→ **SHORT TASK**
Locate the word "Tasa" in the material, then show every line that holds it.

→ **DATASET CONTENT**
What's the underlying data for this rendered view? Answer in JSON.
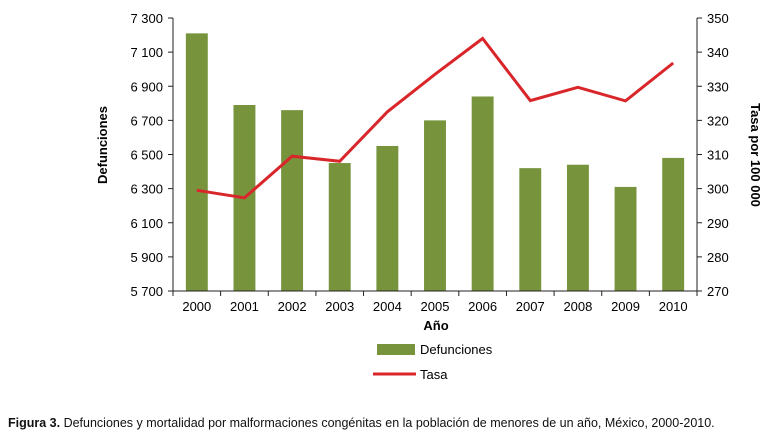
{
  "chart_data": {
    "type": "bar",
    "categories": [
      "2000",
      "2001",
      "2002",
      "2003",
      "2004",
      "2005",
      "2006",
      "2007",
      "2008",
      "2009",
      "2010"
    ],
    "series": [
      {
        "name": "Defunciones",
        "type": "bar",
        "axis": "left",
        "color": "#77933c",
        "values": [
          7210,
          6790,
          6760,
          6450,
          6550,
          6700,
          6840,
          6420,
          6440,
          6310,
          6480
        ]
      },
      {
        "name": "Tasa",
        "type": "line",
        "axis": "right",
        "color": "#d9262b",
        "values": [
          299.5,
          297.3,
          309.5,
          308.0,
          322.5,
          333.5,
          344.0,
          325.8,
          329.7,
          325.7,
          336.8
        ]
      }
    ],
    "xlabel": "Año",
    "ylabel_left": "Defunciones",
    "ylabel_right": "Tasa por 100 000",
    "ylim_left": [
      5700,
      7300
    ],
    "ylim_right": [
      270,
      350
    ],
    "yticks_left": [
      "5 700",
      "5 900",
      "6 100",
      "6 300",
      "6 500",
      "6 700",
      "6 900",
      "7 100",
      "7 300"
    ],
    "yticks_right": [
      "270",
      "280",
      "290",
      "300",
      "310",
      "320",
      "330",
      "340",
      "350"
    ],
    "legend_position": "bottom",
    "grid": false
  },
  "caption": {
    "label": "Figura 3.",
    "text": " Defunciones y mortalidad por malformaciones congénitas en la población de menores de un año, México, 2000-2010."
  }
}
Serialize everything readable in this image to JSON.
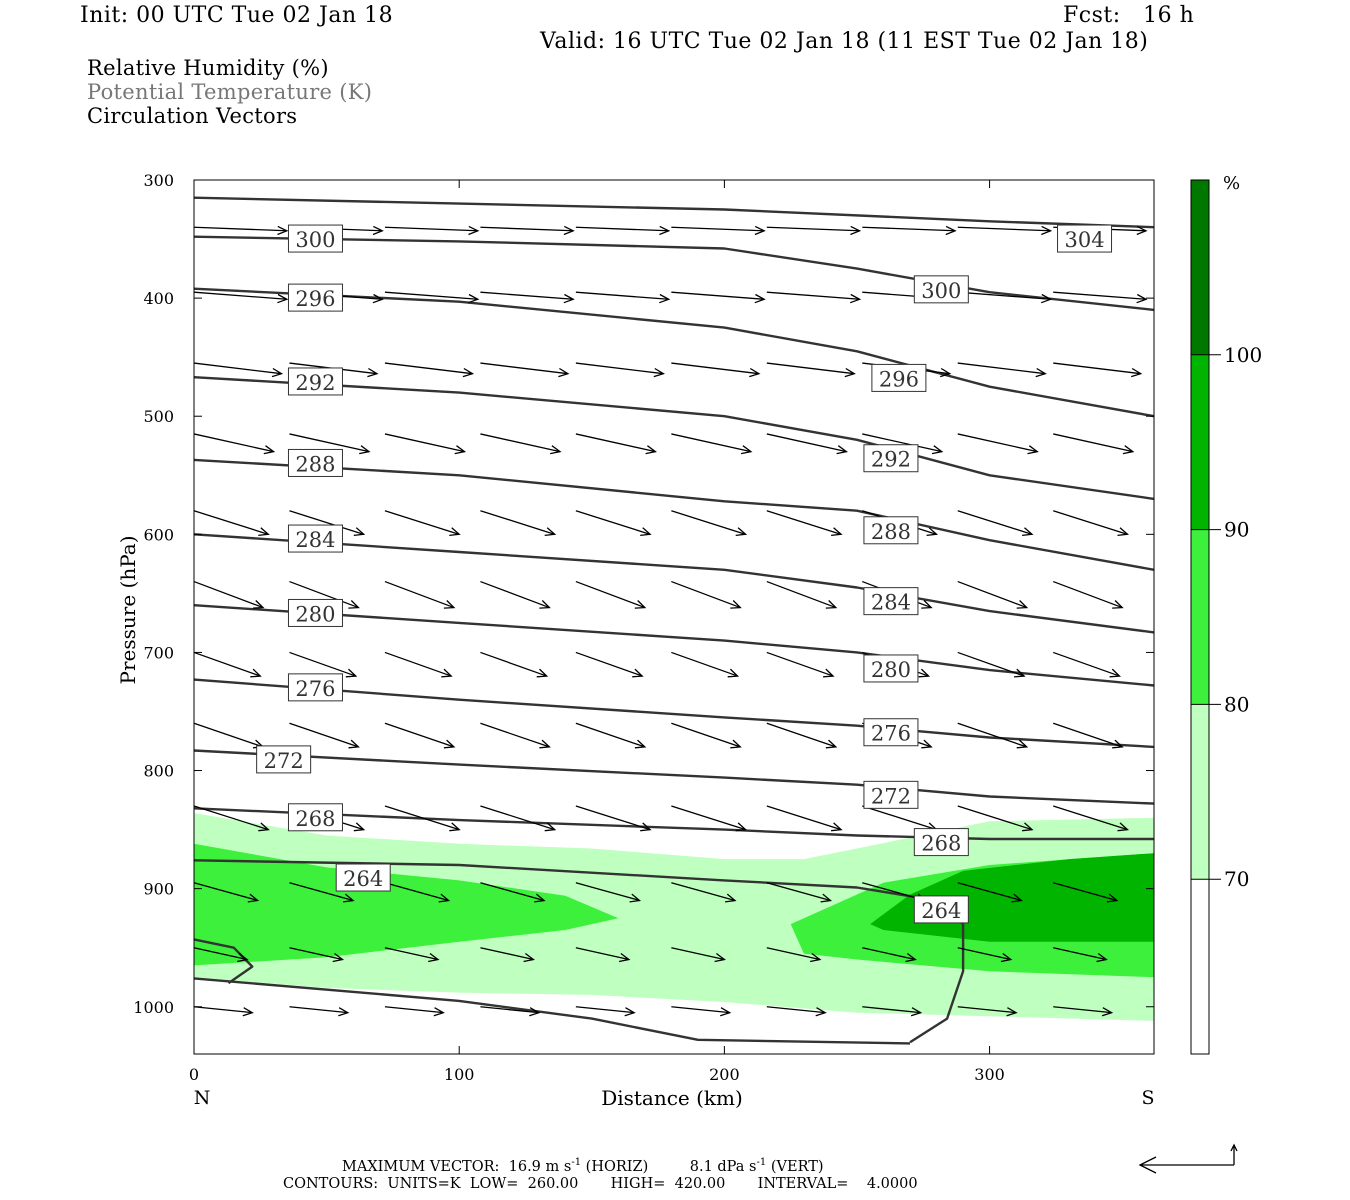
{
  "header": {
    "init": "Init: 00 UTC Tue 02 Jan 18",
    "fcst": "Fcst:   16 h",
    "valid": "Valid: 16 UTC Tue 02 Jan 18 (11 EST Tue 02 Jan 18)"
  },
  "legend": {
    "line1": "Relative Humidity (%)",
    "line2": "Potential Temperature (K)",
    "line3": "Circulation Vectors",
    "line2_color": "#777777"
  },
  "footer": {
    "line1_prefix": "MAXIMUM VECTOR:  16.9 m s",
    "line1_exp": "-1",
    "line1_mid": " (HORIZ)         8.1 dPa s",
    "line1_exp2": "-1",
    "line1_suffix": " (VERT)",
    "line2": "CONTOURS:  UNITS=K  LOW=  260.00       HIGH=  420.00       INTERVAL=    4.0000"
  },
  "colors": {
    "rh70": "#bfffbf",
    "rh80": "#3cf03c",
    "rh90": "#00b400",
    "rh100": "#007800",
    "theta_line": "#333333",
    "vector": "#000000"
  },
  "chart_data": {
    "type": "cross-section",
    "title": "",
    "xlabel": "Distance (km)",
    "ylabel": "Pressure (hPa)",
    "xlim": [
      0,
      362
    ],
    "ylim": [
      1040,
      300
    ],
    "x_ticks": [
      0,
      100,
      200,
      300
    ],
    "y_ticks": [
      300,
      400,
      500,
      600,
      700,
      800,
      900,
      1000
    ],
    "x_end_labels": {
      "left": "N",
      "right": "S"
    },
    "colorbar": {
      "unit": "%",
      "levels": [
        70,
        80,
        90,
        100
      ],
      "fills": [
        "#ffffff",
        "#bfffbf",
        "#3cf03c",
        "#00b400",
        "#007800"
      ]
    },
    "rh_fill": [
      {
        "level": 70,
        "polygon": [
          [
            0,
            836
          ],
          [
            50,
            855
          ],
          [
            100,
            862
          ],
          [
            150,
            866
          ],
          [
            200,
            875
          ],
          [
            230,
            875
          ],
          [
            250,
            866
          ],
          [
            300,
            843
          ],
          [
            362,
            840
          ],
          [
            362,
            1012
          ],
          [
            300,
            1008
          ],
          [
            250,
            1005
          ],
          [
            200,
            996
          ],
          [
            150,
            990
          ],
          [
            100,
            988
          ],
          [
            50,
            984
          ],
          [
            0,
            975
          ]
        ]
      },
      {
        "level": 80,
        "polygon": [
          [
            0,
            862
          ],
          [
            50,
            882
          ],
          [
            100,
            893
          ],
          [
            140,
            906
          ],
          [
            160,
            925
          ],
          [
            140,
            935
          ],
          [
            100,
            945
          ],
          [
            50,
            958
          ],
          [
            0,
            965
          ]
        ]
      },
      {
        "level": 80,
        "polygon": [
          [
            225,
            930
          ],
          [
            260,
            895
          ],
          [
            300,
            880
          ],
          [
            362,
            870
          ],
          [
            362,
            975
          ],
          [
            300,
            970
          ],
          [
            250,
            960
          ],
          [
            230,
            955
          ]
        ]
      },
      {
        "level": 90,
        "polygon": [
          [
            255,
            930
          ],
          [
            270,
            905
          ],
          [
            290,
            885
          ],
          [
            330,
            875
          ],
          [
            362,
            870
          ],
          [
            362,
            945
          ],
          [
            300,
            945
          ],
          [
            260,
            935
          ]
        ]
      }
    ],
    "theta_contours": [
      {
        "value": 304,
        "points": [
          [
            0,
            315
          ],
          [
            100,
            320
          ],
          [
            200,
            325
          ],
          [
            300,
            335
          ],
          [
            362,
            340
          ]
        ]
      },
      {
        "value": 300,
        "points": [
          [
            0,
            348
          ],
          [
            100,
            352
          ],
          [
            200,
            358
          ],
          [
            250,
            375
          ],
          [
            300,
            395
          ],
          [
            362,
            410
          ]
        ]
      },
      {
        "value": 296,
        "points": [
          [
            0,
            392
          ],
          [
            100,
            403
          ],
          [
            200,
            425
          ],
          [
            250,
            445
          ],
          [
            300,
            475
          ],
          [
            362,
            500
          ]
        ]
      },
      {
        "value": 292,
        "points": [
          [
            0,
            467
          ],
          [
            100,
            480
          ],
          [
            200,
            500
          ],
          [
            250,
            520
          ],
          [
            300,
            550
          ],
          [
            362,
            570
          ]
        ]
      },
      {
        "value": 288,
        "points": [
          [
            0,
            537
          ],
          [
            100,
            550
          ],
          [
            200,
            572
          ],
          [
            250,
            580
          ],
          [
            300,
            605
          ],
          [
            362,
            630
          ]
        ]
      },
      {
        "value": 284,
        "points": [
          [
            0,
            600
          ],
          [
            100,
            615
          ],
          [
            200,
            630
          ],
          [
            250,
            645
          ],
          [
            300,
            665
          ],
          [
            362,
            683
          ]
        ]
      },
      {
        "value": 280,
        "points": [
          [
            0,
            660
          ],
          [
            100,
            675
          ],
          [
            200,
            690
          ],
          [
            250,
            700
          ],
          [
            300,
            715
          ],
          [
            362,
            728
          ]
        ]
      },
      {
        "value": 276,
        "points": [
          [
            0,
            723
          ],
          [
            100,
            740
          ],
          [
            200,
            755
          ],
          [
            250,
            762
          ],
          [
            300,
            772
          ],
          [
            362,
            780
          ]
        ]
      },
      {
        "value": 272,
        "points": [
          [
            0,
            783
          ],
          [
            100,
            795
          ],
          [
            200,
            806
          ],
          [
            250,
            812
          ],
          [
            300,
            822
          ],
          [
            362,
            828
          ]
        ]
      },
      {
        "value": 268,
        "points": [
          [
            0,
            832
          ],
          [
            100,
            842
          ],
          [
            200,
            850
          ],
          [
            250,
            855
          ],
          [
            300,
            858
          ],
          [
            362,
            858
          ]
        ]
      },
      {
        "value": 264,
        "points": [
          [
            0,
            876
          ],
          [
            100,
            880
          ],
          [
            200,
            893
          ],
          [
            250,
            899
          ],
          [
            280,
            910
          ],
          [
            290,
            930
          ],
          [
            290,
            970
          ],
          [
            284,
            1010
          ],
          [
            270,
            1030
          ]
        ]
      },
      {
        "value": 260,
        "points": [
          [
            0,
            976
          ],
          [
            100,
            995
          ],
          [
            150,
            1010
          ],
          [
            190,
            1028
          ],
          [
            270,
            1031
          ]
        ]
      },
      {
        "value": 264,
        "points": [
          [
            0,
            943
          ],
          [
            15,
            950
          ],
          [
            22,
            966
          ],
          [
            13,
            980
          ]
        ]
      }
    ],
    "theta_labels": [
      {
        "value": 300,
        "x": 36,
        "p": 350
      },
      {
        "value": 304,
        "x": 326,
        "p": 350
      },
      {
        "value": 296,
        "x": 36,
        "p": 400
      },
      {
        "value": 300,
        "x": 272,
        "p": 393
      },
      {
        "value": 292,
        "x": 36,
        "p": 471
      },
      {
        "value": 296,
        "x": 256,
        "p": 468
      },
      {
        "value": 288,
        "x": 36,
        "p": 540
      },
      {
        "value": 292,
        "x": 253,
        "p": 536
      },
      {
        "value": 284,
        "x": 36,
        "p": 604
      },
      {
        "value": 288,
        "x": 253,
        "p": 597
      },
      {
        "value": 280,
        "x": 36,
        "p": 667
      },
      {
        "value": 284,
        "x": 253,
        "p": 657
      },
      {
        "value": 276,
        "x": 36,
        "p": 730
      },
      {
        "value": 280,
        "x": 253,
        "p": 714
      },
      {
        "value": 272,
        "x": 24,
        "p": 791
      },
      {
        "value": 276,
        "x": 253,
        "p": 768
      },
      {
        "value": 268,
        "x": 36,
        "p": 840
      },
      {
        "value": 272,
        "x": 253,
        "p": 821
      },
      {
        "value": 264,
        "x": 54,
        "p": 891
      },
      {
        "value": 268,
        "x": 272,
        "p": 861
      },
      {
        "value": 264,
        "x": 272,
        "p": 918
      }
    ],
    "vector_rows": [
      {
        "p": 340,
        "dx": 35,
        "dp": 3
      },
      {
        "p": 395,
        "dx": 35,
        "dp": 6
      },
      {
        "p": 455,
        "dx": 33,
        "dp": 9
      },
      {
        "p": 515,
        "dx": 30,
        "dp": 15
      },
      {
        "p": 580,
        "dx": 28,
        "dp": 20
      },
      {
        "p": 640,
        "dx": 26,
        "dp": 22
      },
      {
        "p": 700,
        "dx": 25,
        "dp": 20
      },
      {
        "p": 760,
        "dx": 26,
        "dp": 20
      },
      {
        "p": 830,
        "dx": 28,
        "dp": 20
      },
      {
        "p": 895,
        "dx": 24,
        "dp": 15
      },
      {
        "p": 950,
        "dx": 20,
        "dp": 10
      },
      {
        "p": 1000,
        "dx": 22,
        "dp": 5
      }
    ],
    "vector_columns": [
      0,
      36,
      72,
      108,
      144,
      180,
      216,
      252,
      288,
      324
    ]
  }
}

→ **WRITTEN SOLUTION**
        "name": "Tasa",
    "ylabel_right": "Tasa por 100 000",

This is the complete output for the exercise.